»»

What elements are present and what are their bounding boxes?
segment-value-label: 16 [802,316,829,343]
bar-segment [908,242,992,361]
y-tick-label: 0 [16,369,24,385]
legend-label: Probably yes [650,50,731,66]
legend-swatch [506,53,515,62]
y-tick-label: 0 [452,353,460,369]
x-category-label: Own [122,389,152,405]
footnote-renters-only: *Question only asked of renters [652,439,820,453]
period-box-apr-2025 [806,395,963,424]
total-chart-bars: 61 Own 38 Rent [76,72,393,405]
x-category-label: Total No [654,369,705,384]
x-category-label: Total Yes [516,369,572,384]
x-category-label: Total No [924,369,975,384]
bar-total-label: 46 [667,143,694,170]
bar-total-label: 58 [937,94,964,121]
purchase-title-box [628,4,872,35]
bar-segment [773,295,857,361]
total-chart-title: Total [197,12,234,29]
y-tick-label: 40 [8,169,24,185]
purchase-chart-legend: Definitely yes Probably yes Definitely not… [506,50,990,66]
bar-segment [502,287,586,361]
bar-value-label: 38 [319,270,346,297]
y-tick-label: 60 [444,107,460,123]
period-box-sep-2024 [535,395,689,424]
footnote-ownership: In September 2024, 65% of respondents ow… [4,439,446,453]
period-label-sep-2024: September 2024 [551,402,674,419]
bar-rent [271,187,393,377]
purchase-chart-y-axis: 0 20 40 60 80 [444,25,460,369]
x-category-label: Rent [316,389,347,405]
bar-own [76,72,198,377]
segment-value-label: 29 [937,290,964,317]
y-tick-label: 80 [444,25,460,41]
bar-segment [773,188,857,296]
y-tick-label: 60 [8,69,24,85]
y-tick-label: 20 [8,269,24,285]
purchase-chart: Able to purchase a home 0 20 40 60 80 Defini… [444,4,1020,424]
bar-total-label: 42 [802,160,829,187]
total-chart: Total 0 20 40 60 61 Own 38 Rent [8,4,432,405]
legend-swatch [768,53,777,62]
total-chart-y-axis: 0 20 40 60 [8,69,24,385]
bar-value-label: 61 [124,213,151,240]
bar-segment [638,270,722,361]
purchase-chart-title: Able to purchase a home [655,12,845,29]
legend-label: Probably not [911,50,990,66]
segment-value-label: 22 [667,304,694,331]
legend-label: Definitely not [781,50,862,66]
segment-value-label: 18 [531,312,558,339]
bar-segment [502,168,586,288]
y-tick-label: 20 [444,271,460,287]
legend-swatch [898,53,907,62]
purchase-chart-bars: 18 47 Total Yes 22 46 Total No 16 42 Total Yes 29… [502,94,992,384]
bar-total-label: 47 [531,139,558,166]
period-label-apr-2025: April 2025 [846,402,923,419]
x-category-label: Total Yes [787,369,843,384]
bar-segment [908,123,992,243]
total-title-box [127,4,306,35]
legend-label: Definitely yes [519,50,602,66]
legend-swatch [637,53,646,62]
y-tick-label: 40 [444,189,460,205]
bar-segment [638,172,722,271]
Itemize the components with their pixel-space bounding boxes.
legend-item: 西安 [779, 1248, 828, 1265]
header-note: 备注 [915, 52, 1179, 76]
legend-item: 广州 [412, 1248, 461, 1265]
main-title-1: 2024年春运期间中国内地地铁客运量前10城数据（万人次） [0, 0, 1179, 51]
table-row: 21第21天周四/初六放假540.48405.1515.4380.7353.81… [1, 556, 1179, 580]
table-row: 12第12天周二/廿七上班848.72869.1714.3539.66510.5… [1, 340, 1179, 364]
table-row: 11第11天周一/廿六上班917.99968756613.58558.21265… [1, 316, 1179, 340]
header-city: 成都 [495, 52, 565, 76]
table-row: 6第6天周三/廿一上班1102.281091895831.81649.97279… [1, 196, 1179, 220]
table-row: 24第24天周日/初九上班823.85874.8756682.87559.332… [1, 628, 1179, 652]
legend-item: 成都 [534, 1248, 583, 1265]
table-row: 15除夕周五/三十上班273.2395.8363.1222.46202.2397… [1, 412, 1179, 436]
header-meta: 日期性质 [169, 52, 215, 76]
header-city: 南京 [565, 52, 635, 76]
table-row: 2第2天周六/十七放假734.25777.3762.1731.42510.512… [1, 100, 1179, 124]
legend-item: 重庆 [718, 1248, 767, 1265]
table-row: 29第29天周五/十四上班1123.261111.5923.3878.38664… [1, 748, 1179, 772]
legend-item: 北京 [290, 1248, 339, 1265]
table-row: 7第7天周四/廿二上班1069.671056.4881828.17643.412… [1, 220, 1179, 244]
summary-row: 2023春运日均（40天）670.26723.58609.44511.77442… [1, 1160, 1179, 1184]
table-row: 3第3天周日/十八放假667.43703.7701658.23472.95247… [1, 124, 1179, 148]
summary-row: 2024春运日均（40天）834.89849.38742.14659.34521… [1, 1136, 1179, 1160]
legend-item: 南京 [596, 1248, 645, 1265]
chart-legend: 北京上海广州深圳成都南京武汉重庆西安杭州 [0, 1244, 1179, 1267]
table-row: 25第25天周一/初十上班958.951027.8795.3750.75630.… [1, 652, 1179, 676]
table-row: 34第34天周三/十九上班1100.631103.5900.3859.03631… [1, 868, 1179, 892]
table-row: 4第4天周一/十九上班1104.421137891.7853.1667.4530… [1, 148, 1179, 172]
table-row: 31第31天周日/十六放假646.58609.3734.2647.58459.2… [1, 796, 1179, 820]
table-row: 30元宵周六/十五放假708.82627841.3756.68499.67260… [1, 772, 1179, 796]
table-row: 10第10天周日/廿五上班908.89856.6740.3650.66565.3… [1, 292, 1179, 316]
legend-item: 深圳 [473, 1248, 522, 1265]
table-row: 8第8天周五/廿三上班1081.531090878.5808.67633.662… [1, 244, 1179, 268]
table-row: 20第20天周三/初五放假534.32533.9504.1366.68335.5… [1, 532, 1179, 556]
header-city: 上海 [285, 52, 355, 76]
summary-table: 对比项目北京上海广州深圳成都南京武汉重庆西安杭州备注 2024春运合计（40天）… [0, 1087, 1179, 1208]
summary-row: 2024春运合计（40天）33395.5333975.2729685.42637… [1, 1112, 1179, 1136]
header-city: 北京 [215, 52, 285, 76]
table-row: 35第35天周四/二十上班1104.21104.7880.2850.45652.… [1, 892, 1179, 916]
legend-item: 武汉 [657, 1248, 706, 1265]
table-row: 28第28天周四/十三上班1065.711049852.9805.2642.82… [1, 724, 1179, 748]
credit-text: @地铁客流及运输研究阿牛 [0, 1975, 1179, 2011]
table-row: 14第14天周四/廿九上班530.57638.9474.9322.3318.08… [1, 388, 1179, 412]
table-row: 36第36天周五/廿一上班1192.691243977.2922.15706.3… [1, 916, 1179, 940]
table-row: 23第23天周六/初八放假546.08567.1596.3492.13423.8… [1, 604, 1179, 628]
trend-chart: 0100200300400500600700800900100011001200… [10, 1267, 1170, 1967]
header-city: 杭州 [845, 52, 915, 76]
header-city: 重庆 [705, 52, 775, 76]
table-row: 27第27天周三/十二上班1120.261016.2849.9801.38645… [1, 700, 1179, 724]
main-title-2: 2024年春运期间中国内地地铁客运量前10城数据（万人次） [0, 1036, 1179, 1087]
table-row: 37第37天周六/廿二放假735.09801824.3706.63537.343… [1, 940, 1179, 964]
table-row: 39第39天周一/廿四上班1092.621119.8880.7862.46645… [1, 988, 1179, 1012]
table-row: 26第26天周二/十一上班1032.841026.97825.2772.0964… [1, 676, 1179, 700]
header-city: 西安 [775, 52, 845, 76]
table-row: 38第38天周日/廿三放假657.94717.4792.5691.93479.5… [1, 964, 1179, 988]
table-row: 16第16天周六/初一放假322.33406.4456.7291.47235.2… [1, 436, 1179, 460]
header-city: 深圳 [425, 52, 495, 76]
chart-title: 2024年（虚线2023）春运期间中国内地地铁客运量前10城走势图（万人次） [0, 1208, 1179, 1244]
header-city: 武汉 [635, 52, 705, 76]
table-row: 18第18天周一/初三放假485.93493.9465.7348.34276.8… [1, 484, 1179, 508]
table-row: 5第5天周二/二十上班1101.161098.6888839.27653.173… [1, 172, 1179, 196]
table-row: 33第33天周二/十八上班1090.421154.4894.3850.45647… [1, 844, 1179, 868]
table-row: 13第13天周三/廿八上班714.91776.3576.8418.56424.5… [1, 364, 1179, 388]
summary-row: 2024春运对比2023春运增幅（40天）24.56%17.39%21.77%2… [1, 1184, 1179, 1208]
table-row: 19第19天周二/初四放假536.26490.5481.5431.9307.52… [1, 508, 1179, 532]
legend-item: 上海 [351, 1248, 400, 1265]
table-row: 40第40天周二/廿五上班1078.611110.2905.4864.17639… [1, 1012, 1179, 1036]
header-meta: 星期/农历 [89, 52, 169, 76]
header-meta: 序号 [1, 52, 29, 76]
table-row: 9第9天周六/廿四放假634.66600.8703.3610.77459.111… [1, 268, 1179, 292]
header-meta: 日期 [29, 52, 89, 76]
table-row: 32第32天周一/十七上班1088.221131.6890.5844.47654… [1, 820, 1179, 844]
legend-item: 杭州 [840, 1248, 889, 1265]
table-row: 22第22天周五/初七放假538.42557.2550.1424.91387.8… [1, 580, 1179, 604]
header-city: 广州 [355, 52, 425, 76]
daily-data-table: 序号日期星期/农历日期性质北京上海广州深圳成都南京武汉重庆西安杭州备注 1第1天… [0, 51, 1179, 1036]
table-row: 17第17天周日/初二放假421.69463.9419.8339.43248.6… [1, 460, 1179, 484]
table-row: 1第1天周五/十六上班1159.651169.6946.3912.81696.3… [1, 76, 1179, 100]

««

▶ [Your goal]: Reproduce verbatim every line of the records from the first line up to and including the line containing "total-chart: Total 0".

▶ [Response to this task]:
What elements are present and what are their bounding boxes?
segment-value-label: 16 [802,316,829,343]
bar-segment [908,242,992,361]
y-tick-label: 0 [16,369,24,385]
legend-label: Probably yes [650,50,731,66]
legend-swatch [506,53,515,62]
y-tick-label: 0 [452,353,460,369]
x-category-label: Own [122,389,152,405]
footnote-renters-only: *Question only asked of renters [652,439,820,453]
period-box-apr-2025 [806,395,963,424]
total-chart-bars: 61 Own 38 Rent [76,72,393,405]
x-category-label: Total No [654,369,705,384]
x-category-label: Total Yes [516,369,572,384]
x-category-label: Total No [924,369,975,384]
bar-total-label: 46 [667,143,694,170]
bar-total-label: 58 [937,94,964,121]
purchase-title-box [628,4,872,35]
bar-segment [773,295,857,361]
total-chart-title: Total [197,12,234,29]
y-tick-label: 40 [8,169,24,185]
purchase-chart-legend: Definitely yes Probably yes Definitely not… [506,50,990,66]
bar-segment [502,287,586,361]
bar-value-label: 38 [319,270,346,297]
y-tick-label: 60 [444,107,460,123]
period-box-sep-2024 [535,395,689,424]
footnote-ownership: In September 2024, 65% of respondents ow… [4,439,446,453]
period-label-sep-2024: September 2024 [551,402,674,419]
bar-rent [271,187,393,377]
purchase-chart-y-axis: 0 20 40 60 80 [444,25,460,369]
x-category-label: Rent [316,389,347,405]
bar-own [76,72,198,377]
segment-value-label: 29 [937,290,964,317]
y-tick-label: 80 [444,25,460,41]
bar-segment [773,188,857,296]
y-tick-label: 60 [8,69,24,85]
y-tick-label: 20 [8,269,24,285]
purchase-chart: Able to purchase a home 0 20 40 60 80 Defini… [444,4,1020,424]
bar-total-label: 42 [802,160,829,187]
total-chart: Total 0 20 40 60 61 Own 38 Rent [8,4,432,405]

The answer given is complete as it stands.